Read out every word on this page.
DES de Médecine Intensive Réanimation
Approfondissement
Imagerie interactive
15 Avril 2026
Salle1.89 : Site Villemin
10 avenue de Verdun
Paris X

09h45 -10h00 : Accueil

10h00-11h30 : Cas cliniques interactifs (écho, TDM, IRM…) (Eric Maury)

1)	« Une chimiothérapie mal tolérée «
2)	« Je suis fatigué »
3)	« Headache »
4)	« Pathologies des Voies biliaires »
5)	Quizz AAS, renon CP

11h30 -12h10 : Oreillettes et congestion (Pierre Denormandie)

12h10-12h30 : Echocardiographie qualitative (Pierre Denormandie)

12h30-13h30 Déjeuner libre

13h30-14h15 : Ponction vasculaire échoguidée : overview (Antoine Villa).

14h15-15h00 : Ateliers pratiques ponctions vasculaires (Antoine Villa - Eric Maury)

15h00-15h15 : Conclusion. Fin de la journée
____
YOUR GOAL: Retype the records above exactly.

WRITTEN REPLY:
Read out every word on this page.
DES de Médecine Intensive Réanimation
Approfondissement
Imagerie interactive
15 Avril 2026
Salle1.89 : Site Villemin
10 avenue de Verdun
Paris X

09h45 -10h00 : Accueil

10h00-11h30 : Cas cliniques interactifs (écho, TDM, IRM…) (Eric Maury)

1)	« Une chimiothérapie mal tolérée «
2)	« Je suis fatigué »
3)	« Headache »
4)	« Pathologies des Voies biliaires »
5)	Quizz AAS, renon CP

11h30 -12h10 : Oreillettes et congestion (Pierre Denormandie)

12h10-12h30 : Echocardiographie qualitative (Pierre Denormandie)

12h30-13h30 Déjeuner libre

13h30-14h15 : Ponction vasculaire échoguidée : overview (Antoine Villa).

14h15-15h00 : Ateliers pratiques ponctions vasculaires (Antoine Villa - Eric Maury)

15h00-15h15 : Conclusion. Fin de la journée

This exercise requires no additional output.